- _Requirements_:
Copy every line of the material below word for word.

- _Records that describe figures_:

....................

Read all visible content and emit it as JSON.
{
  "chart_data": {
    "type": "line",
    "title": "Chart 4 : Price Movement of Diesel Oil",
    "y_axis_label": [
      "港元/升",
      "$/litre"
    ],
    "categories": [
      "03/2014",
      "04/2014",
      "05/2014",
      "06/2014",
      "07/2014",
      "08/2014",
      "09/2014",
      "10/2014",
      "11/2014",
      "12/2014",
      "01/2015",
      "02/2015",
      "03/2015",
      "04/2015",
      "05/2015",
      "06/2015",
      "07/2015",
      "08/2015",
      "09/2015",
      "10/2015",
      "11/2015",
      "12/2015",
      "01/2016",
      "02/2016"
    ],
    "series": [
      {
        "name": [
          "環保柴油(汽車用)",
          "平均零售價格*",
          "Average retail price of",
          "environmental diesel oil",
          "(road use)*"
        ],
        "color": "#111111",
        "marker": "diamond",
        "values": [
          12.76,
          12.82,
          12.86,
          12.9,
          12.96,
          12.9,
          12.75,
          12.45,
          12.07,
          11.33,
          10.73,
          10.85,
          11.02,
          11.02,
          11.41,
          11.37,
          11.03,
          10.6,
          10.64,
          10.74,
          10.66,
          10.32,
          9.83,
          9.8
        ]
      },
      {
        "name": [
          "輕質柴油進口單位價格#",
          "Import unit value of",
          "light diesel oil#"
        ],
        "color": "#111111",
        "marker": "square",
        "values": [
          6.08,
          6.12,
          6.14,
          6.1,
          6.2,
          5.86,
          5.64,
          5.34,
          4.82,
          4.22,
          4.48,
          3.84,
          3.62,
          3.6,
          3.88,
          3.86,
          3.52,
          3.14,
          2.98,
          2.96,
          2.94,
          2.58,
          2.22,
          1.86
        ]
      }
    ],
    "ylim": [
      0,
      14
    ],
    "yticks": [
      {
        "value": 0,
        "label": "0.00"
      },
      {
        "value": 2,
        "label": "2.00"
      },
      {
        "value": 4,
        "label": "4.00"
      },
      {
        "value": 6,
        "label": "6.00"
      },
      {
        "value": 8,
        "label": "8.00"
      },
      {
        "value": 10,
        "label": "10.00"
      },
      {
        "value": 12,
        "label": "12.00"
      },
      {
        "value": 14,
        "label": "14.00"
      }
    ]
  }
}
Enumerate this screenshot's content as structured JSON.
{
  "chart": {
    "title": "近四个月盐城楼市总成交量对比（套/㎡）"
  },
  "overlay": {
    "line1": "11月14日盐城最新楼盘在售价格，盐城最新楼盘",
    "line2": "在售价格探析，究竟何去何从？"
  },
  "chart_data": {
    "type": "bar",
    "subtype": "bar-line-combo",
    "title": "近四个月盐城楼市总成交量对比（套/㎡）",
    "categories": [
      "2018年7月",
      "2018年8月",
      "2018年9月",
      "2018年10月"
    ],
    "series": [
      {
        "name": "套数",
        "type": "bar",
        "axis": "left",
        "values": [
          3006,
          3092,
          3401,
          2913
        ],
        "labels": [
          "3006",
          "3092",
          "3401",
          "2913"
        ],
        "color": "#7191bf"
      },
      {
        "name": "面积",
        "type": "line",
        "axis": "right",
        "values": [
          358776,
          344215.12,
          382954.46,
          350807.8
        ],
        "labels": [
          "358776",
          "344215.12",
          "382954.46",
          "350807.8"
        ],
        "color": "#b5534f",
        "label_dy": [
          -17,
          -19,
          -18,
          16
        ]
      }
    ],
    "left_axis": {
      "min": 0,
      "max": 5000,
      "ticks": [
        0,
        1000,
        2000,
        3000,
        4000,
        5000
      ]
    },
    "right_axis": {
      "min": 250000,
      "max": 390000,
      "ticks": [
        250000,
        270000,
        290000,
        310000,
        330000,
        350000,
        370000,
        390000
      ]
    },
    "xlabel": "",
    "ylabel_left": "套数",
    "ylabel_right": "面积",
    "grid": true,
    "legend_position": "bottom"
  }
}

....................

- _Written response_:
Read all visible content and emit it as JSON.
{
  "chart_data": {
    "type": "line",
    "title": "Chart 4 : Price Movement of Diesel Oil",
    "y_axis_label": [
      "港元/升",
      "$/litre"
    ],
    "categories": [
      "03/2014",
      "04/2014",
      "05/2014",
      "06/2014",
      "07/2014",
      "08/2014",
      "09/2014",
      "10/2014",
      "11/2014",
      "12/2014",
      "01/2015",
      "02/2015",
      "03/2015",
      "04/2015",
      "05/2015",
      "06/2015",
      "07/2015",
      "08/2015",
      "09/2015",
      "10/2015",
      "11/2015",
      "12/2015",
      "01/2016",
      "02/2016"
    ],
    "series": [
      {
        "name": [
          "環保柴油(汽車用)",
          "平均零售價格*",
          "Average retail price of",
          "environmental diesel oil",
          "(road use)*"
        ],
        "color": "#111111",
        "marker": "diamond",
        "values": [
          12.76,
          12.82,
          12.86,
          12.9,
          12.96,
          12.9,
          12.75,
          12.45,
          12.07,
          11.33,
          10.73,
          10.85,
          11.02,
          11.02,
          11.41,
          11.37,
          11.03,
          10.6,
          10.64,
          10.74,
          10.66,
          10.32,
          9.83,
          9.8
        ]
      },
      {
        "name": [
          "輕質柴油進口單位價格#",
          "Import unit value of",
          "light diesel oil#"
        ],
        "color": "#111111",
        "marker": "square",
        "values": [
          6.08,
          6.12,
          6.14,
          6.1,
          6.2,
          5.86,
          5.64,
          5.34,
          4.82,
          4.22,
          4.48,
          3.84,
          3.62,
          3.6,
          3.88,
          3.86,
          3.52,
          3.14,
          2.98,
          2.96,
          2.94,
          2.58,
          2.22,
          1.86
        ]
      }
    ],
    "ylim": [
      0,
      14
    ],
    "yticks": [
      {
        "value": 0,
        "label": "0.00"
      },
      {
        "value": 2,
        "label": "2.00"
      },
      {
        "value": 4,
        "label": "4.00"
      },
      {
        "value": 6,
        "label": "6.00"
      },
      {
        "value": 8,
        "label": "8.00"
      },
      {
        "value": 10,
        "label": "10.00"
      },
      {
        "value": 12,
        "label": "12.00"
      },
      {
        "value": 14,
        "label": "14.00"
      }
    ]
  }
}
Enumerate this screenshot's content as structured JSON.
{
  "chart": {
    "title": "近四个月盐城楼市总成交量对比（套/㎡）"
  },
  "overlay": {
    "line1": "11月14日盐城最新楼盘在售价格，盐城最新楼盘",
    "line2": "在售价格探析，究竟何去何从？"
  },
  "chart_data": {
    "type": "bar",
    "subtype": "bar-line-combo",
    "title": "近四个月盐城楼市总成交量对比（套/㎡）",
    "categories": [
      "2018年7月",
      "2018年8月",
      "2018年9月",
      "2018年10月"
    ],
    "series": [
      {
        "name": "套数",
        "type": "bar",
        "axis": "left",
        "values": [
          3006,
          3092,
          3401,
          2913
        ],
        "labels": [
          "3006",
          "3092",
          "3401",
          "2913"
        ],
        "color": "#7191bf"
      },
      {
        "name": "面积",
        "type": "line",
        "axis": "right",
        "values": [
          358776,
          344215.12,
          382954.46,
          350807.8
        ],
        "labels": [
          "358776",
          "344215.12",
          "382954.46",
          "350807.8"
        ],
        "color": "#b5534f",
        "label_dy": [
          -17,
          -19,
          -18,
          16
        ]
      }
    ],
    "left_axis": {
      "min": 0,
      "max": 5000,
      "ticks": [
        0,
        1000,
        2000,
        3000,
        4000,
        5000
      ]
    },
    "right_axis": {
      "min": 250000,
      "max": 390000,
      "ticks": [
        250000,
        270000,
        290000,
        310000,
        330000,
        350000,
        370000,
        390000
      ]
    },
    "xlabel": "",
    "ylabel_left": "套数",
    "ylabel_right": "面积",
    "grid": true,
    "legend_position": "bottom"
  }
}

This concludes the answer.